TEXT SECTION:
* * *
With all of these possible causes of slow(er) charge rates, it may not be possible to pinpoint the exact cause for any slow charging that you are experiencing.  I have seen at least one charging station that does display the power being requested by the car versus what is being delivered, which does help narrow down the reasons, although I will also say that that display did not appear to be accurate!

The best thing is to become familiar with your vehicle under a variety of conditions.  Learn at what SOC it starts to taper off the charge rate (and by how much).  Learn how colder temperatures affect your charge rate.  Be aware of potential charge sharing and site power limitations at busy sites.  Check plugshare.com for reports of damaged or slow stalls (although keep in mind that they may be from other drivers that don't understand all of the reasons stated above).  Once you get used to charging your EV, you will likely be able to more accurately diagnose slow charge rates.
* * *
PROVIDED RECORDS:
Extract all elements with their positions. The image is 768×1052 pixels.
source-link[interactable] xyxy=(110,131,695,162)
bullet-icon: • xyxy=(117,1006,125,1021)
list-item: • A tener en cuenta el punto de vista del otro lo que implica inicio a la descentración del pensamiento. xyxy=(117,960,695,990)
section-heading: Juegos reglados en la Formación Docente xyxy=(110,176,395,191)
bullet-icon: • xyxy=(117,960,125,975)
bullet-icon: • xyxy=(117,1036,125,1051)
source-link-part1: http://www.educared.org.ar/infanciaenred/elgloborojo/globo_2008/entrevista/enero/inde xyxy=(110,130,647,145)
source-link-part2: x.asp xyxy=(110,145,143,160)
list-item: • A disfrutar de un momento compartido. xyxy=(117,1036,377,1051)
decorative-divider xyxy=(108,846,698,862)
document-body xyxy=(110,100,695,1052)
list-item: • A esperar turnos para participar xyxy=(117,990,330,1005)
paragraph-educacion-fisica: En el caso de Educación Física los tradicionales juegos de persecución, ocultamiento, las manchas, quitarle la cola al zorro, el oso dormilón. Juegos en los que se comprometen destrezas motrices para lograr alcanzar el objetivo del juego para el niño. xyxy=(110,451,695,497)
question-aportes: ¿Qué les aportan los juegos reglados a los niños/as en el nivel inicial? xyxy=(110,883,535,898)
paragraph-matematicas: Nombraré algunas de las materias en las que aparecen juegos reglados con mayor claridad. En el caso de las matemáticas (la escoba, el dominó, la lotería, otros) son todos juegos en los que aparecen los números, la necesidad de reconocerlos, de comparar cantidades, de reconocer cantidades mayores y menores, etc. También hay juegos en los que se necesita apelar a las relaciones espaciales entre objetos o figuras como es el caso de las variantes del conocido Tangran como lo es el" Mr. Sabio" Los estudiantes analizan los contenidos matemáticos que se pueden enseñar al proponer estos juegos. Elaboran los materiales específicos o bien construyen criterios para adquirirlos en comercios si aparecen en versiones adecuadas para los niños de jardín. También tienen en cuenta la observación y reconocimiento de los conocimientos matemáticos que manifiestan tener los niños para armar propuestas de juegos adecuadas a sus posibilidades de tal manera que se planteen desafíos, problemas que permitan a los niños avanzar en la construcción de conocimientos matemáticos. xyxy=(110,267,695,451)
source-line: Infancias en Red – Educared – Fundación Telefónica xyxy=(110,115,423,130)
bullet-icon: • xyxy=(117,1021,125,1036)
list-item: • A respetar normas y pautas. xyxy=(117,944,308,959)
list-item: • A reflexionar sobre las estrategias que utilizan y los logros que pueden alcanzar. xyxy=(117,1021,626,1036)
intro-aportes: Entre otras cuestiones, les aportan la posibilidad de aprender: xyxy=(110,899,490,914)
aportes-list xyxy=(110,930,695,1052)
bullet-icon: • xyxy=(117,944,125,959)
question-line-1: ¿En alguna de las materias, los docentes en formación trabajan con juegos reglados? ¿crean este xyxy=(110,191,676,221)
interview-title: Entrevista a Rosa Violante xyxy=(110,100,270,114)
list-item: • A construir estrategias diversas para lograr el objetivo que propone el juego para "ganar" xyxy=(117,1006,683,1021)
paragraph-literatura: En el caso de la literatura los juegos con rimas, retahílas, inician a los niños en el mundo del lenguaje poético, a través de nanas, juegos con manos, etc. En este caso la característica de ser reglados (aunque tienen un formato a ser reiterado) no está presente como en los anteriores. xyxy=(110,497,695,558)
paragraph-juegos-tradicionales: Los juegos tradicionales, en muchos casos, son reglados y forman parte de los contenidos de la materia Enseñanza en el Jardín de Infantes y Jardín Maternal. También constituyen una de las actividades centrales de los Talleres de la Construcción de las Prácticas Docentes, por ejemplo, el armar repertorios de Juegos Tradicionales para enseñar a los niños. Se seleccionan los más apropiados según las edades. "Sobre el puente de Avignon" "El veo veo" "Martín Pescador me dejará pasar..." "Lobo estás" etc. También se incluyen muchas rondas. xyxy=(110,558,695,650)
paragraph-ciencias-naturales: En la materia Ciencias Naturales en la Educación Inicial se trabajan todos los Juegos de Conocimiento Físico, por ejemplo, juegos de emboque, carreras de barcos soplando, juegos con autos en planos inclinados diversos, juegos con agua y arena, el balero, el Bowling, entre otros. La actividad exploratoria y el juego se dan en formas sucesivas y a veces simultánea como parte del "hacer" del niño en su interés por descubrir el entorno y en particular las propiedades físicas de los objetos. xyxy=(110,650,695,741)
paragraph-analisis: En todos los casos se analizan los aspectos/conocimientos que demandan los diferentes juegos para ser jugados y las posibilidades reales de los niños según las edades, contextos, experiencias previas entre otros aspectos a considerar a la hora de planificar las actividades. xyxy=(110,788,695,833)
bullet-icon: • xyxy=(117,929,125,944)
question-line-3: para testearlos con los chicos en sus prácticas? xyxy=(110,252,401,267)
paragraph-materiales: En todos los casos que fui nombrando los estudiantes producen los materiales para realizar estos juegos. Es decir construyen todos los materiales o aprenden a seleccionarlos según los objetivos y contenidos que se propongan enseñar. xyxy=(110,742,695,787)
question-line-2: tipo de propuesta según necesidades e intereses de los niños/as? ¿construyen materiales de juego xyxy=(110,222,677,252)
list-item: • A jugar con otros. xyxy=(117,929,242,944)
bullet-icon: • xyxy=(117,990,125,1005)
* * *
TASK REQUIREMENTS:
a. Which website does the text on slow EV charging suggest checking for reports of damaged or slow stalls?
b. Write out the passage from the text on slow EV charging, from "With all of" up to and including "to be accurate!".

RESULTS FOR THE EXERCISE:
a. plugshare.com

b.
With all of these possible causes of slow(er) charge rates, it may not be possible to pinpoint the exact cause for any slow charging that you are experiencing.  I have seen at least one charging station that does display the power being requested by the car versus what is being delivered, which does help narrow down the reasons, although I will also say that that display did not appear to be accurate!